* _Direction_
Reproduce the data below verbatim, line for line, omitting the pictures.

Start Supplied material

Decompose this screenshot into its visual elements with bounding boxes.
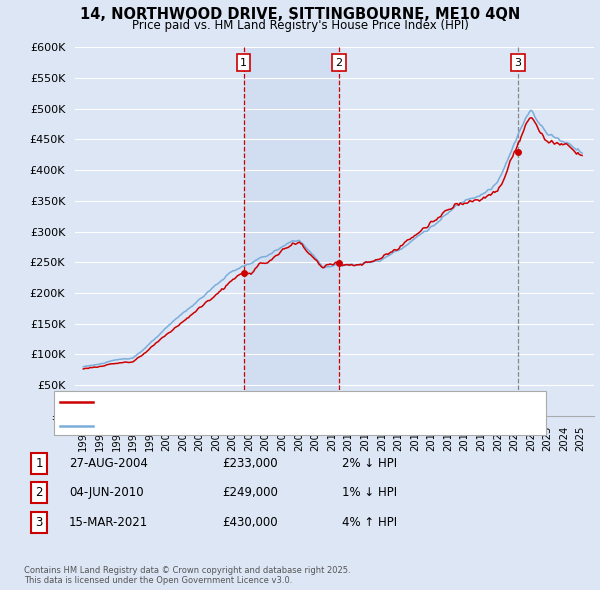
- Text: 04-JUN-2010: 04-JUN-2010: [69, 486, 143, 499]
- Text: £233,000: £233,000: [222, 457, 278, 470]
- Text: Price paid vs. HM Land Registry's House Price Index (HPI): Price paid vs. HM Land Registry's House …: [131, 19, 469, 32]
- Text: £430,000: £430,000: [222, 516, 278, 529]
- Text: 3: 3: [35, 516, 43, 529]
- Bar: [244, 47, 339, 416]
- Text: 15-MAR-2021: 15-MAR-2021: [69, 516, 148, 529]
- Text: 1% ↓ HPI: 1% ↓ HPI: [342, 486, 397, 499]
- Text: 1: 1: [240, 58, 247, 68]
- Text: 2% ↓ HPI: 2% ↓ HPI: [342, 457, 397, 470]
- Text: 2: 2: [335, 58, 343, 68]
- Text: 2: 2: [35, 486, 43, 499]
- Text: 1: 1: [35, 457, 43, 470]
- Text: 3: 3: [514, 58, 521, 68]
- Text: HPI: Average price, detached house, Swale: HPI: Average price, detached house, Swal…: [99, 421, 323, 431]
- Text: 14, NORTHWOOD DRIVE, SITTINGBOURNE, ME10 4QN (detached house): 14, NORTHWOOD DRIVE, SITTINGBOURNE, ME10…: [99, 398, 473, 407]
- Text: 4% ↑ HPI: 4% ↑ HPI: [342, 516, 397, 529]
- Text: 27-AUG-2004: 27-AUG-2004: [69, 457, 148, 470]
- Text: £249,000: £249,000: [222, 486, 278, 499]
- Text: 14, NORTHWOOD DRIVE, SITTINGBOURNE, ME10 4QN: 14, NORTHWOOD DRIVE, SITTINGBOURNE, ME10…: [80, 7, 520, 22]
- Text: Contains HM Land Registry data © Crown copyright and database right 2025.
This d: Contains HM Land Registry data © Crown c…: [24, 566, 350, 585]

End Supplied material

* _Response to the exercise_
Decompose this screenshot into its visual elements with bounding boxes.
- Text: 04-JUN-2010: 04-JUN-2010: [69, 486, 143, 499]
- Text: £233,000: £233,000: [222, 457, 278, 470]
- Text: Price paid vs. HM Land Registry's House Price Index (HPI): Price paid vs. HM Land Registry's House …: [131, 19, 469, 32]
- Text: £430,000: £430,000: [222, 516, 278, 529]
- Text: 3: 3: [35, 516, 43, 529]
- Bar: [244, 47, 339, 416]
- Text: 15-MAR-2021: 15-MAR-2021: [69, 516, 148, 529]
- Text: 1% ↓ HPI: 1% ↓ HPI: [342, 486, 397, 499]
- Text: 1: 1: [240, 58, 247, 68]
- Text: 2% ↓ HPI: 2% ↓ HPI: [342, 457, 397, 470]
- Text: 2: 2: [335, 58, 343, 68]
- Text: 2: 2: [35, 486, 43, 499]
- Text: 1: 1: [35, 457, 43, 470]
- Text: 3: 3: [514, 58, 521, 68]
- Text: HPI: Average price, detached house, Swale: HPI: Average price, detached house, Swal…: [99, 421, 323, 431]
- Text: 14, NORTHWOOD DRIVE, SITTINGBOURNE, ME10 4QN (detached house): 14, NORTHWOOD DRIVE, SITTINGBOURNE, ME10…: [99, 398, 473, 407]
- Text: 4% ↑ HPI: 4% ↑ HPI: [342, 516, 397, 529]
- Text: 27-AUG-2004: 27-AUG-2004: [69, 457, 148, 470]
- Text: £249,000: £249,000: [222, 486, 278, 499]
- Text: 14, NORTHWOOD DRIVE, SITTINGBOURNE, ME10 4QN: 14, NORTHWOOD DRIVE, SITTINGBOURNE, ME10…: [80, 7, 520, 22]
- Text: Contains HM Land Registry data © Crown copyright and database right 2025.
This d: Contains HM Land Registry data © Crown c…: [24, 566, 350, 585]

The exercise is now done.